> [Given task] Scan the records for the word "关键零部件". Copy each line that includes it.

── Record list ──

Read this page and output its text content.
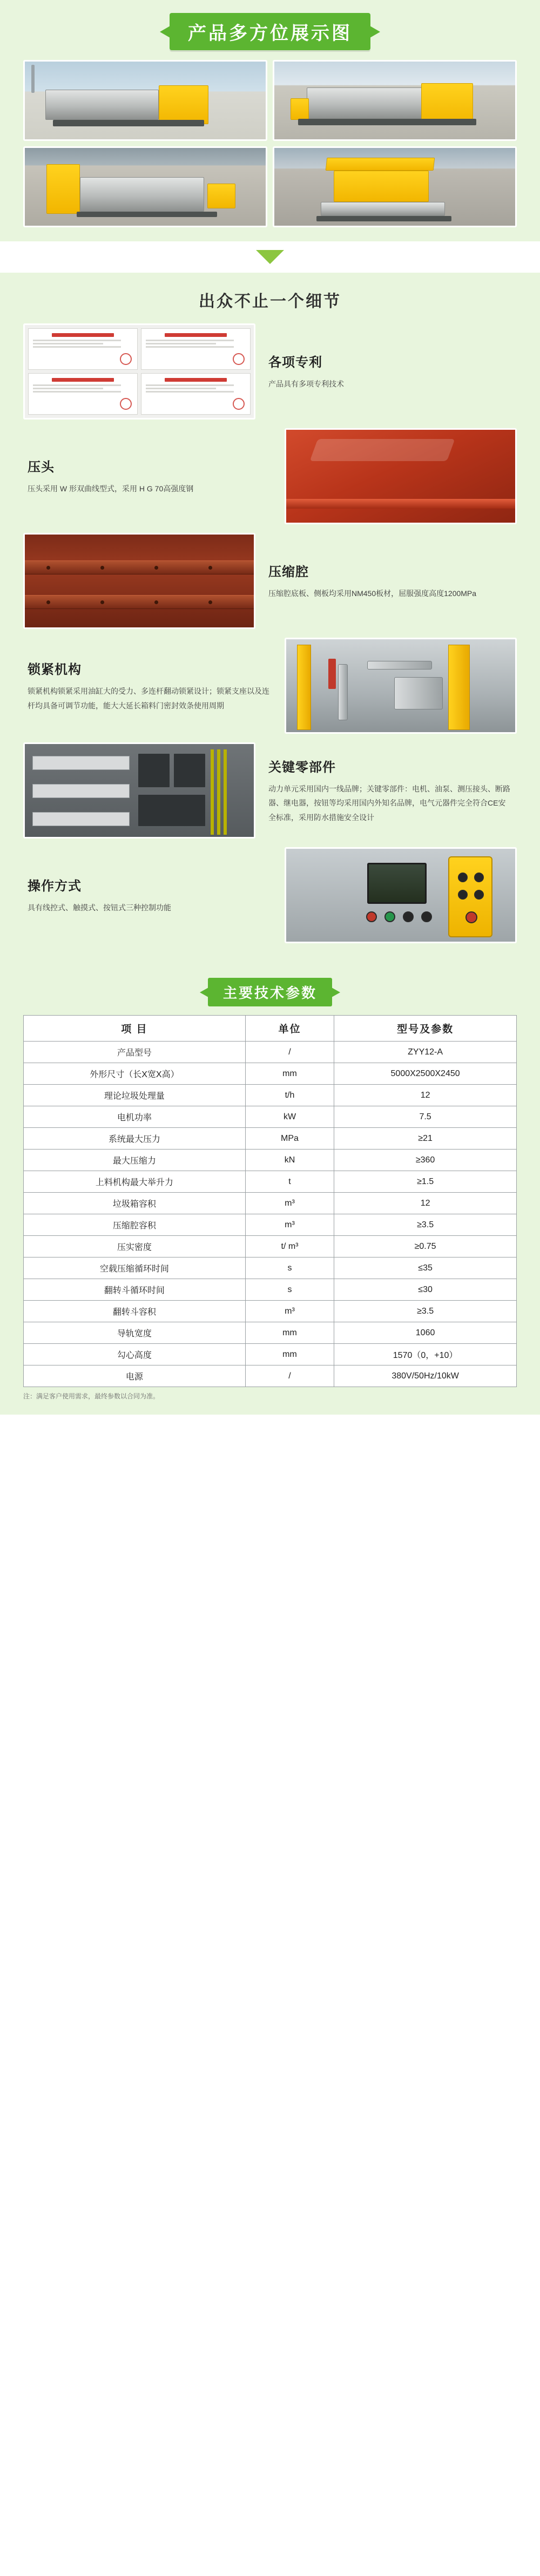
产品多方位展示图
出众不止一个细节
各项专利
产品具有多项专利技术
压头
压头采用 W 形双曲线型式，采用 H G 70高强度钢
压缩腔
压缩腔底板、侧板均采用NM450板材，屈服强度高度1200MPa
锁紧机构
锁紧机构锁紧采用油缸大的受力、多连杆翻动锁紧设计；锁紧支座以及连杆均具备可调节功能，能大大延长箱料门密封效条使用周期
关键零部件
动力单元采用国内一线品牌；关键零部件：电机、油泵、测压接头、断路器、继电器，按钮等均采用国内外知名品牌，电气元器件完全符合CE安全标准，采用防水措施安全设计
操作方式
具有线控式、触摸式、按钮式三种控制功能
主要技术参数
项 目	单位	型号及参数
产品型号	/	ZYY12-A
外形尺寸（长X宽X高）	mm	5000X2500X2450
理论垃圾处理量	t/h	12
电机功率	kW	7.5
系统最大压力	MPa	≥21
最大压缩力	kN	≥360
上料机构最大举升力	t	≥1.5
垃圾箱容积	m³	12
压缩腔容积	m³	≥3.5
压实密度	t/ m³	≥0.75
空载压缩循环时间	s	≤35
翻转斗循环时间	s	≤30
翻转斗容积	m³	≥3.5
导轨宽度	mm	1060
勾心高度	mm	1570（0，+10）
电源	/	380V/50Hz/10kW
注：满足客户使用需求，最终参数以合同为准。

───

> [Task result]
关键零部件
动力单元采用国内一线品牌；关键零部件：电机、油泵、测压接头、断路器、继电器，按钮等均采用国内外知名品牌，电气元器件完全符合CE安全标准，采用防水措施安全设计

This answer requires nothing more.